··· PROVIDED MATERIAL ···
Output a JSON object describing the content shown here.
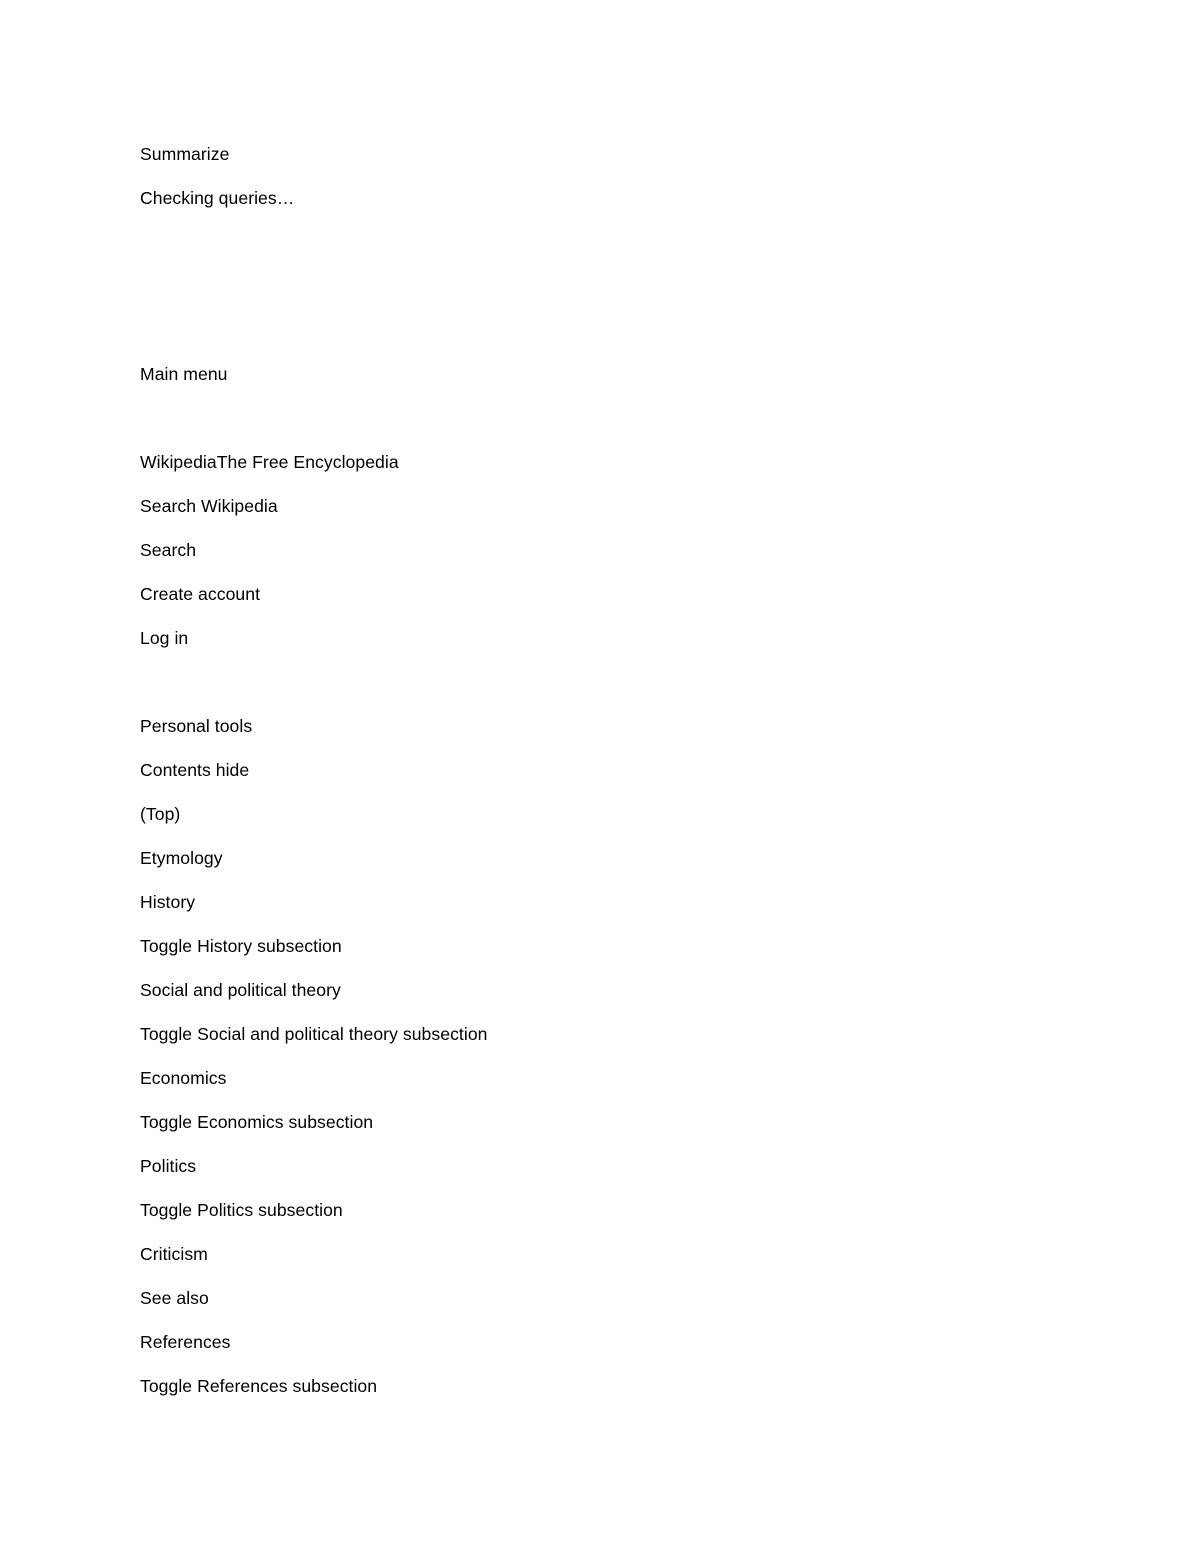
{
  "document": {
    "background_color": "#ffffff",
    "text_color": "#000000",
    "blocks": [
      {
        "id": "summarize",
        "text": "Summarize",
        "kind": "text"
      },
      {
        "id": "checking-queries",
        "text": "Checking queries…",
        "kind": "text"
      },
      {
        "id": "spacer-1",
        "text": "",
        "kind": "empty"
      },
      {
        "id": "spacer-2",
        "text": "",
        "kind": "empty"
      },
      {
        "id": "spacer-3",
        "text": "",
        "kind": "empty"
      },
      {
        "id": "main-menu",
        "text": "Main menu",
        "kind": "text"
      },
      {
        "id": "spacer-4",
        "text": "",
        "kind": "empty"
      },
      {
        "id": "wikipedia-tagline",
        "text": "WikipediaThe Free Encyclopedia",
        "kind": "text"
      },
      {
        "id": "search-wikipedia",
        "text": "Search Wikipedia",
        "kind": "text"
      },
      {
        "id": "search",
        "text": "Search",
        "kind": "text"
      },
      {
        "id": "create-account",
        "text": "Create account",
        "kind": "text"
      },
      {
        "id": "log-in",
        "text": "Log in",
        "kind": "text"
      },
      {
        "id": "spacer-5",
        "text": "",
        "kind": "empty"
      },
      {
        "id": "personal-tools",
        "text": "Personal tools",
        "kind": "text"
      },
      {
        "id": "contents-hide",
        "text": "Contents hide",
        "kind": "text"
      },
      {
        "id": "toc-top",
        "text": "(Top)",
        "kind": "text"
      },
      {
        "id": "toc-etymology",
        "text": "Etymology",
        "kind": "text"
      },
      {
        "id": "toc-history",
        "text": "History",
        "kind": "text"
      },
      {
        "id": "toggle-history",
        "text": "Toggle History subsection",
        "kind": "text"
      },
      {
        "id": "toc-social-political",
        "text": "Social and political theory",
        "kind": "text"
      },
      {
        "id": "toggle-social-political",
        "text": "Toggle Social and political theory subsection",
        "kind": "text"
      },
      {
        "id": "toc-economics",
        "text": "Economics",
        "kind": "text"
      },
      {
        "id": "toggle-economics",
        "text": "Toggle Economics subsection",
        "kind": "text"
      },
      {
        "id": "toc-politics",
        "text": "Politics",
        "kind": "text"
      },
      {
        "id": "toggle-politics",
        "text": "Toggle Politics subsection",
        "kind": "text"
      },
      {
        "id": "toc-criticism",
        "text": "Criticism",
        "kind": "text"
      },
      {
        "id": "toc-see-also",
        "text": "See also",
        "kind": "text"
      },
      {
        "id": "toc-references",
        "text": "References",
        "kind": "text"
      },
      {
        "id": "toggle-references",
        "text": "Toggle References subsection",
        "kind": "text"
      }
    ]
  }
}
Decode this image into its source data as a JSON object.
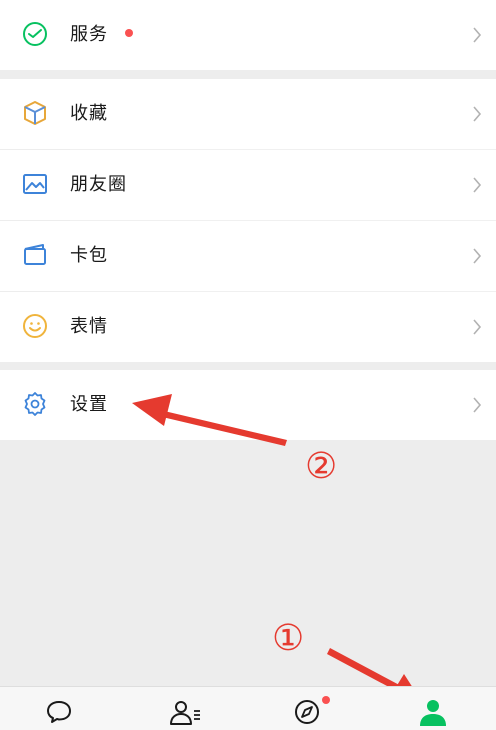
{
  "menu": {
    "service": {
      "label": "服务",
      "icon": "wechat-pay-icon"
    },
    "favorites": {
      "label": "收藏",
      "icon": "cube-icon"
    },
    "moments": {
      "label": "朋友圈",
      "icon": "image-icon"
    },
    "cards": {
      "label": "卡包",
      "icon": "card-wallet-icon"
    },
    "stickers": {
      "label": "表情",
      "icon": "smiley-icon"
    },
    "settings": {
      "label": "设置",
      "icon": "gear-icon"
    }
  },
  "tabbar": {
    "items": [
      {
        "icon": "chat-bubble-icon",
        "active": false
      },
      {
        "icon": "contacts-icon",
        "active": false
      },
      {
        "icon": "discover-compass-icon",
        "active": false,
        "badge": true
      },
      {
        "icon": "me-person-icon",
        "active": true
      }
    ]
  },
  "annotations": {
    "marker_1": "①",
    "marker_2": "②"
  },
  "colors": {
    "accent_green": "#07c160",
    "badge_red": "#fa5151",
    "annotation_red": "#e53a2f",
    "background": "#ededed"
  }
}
···
**TASK:**
Will you restate every entry word for word and omit the images?

**FINISHED ANSWER:**
Output a JSON object describing the content shown here.
{
  "document": {
    "background_color": "#ffffff",
    "text_color": "#000000",
    "blocks": [
      {
        "id": "summarize",
        "text": "Summarize",
        "kind": "text"
      },
      {
        "id": "checking-queries",
        "text": "Checking queries…",
        "kind": "text"
      },
      {
        "id": "spacer-1",
        "text": "",
        "kind": "empty"
      },
      {
        "id": "spacer-2",
        "text": "",
        "kind": "empty"
      },
      {
        "id": "spacer-3",
        "text": "",
        "kind": "empty"
      },
      {
        "id": "main-menu",
        "text": "Main menu",
        "kind": "text"
      },
      {
        "id": "spacer-4",
        "text": "",
        "kind": "empty"
      },
      {
        "id": "wikipedia-tagline",
        "text": "WikipediaThe Free Encyclopedia",
        "kind": "text"
      },
      {
        "id": "search-wikipedia",
        "text": "Search Wikipedia",
        "kind": "text"
      },
      {
        "id": "search",
        "text": "Search",
        "kind": "text"
      },
      {
        "id": "create-account",
        "text": "Create account",
        "kind": "text"
      },
      {
        "id": "log-in",
        "text": "Log in",
        "kind": "text"
      },
      {
        "id": "spacer-5",
        "text": "",
        "kind": "empty"
      },
      {
        "id": "personal-tools",
        "text": "Personal tools",
        "kind": "text"
      },
      {
        "id": "contents-hide",
        "text": "Contents hide",
        "kind": "text"
      },
      {
        "id": "toc-top",
        "text": "(Top)",
        "kind": "text"
      },
      {
        "id": "toc-etymology",
        "text": "Etymology",
        "kind": "text"
      },
      {
        "id": "toc-history",
        "text": "History",
        "kind": "text"
      },
      {
        "id": "toggle-history",
        "text": "Toggle History subsection",
        "kind": "text"
      },
      {
        "id": "toc-social-political",
        "text": "Social and political theory",
        "kind": "text"
      },
      {
        "id": "toggle-social-political",
        "text": "Toggle Social and political theory subsection",
        "kind": "text"
      },
      {
        "id": "toc-economics",
        "text": "Economics",
        "kind": "text"
      },
      {
        "id": "toggle-economics",
        "text": "Toggle Economics subsection",
        "kind": "text"
      },
      {
        "id": "toc-politics",
        "text": "Politics",
        "kind": "text"
      },
      {
        "id": "toggle-politics",
        "text": "Toggle Politics subsection",
        "kind": "text"
      },
      {
        "id": "toc-criticism",
        "text": "Criticism",
        "kind": "text"
      },
      {
        "id": "toc-see-also",
        "text": "See also",
        "kind": "text"
      },
      {
        "id": "toc-references",
        "text": "References",
        "kind": "text"
      },
      {
        "id": "toggle-references",
        "text": "Toggle References subsection",
        "kind": "text"
      }
    ]
  }
}
Decode this image into its source data as a JSON object.
{
  "menu": {
    "service": {
      "label": "服务",
      "icon": "wechat-pay-icon"
    },
    "favorites": {
      "label": "收藏",
      "icon": "cube-icon"
    },
    "moments": {
      "label": "朋友圈",
      "icon": "image-icon"
    },
    "cards": {
      "label": "卡包",
      "icon": "card-wallet-icon"
    },
    "stickers": {
      "label": "表情",
      "icon": "smiley-icon"
    },
    "settings": {
      "label": "设置",
      "icon": "gear-icon"
    }
  },
  "tabbar": {
    "items": [
      {
        "icon": "chat-bubble-icon",
        "active": false
      },
      {
        "icon": "contacts-icon",
        "active": false
      },
      {
        "icon": "discover-compass-icon",
        "active": false,
        "badge": true
      },
      {
        "icon": "me-person-icon",
        "active": true
      }
    ]
  },
  "annotations": {
    "marker_1": "①",
    "marker_2": "②"
  },
  "colors": {
    "accent_green": "#07c160",
    "badge_red": "#fa5151",
    "annotation_red": "#e53a2f",
    "background": "#ededed"
  }
}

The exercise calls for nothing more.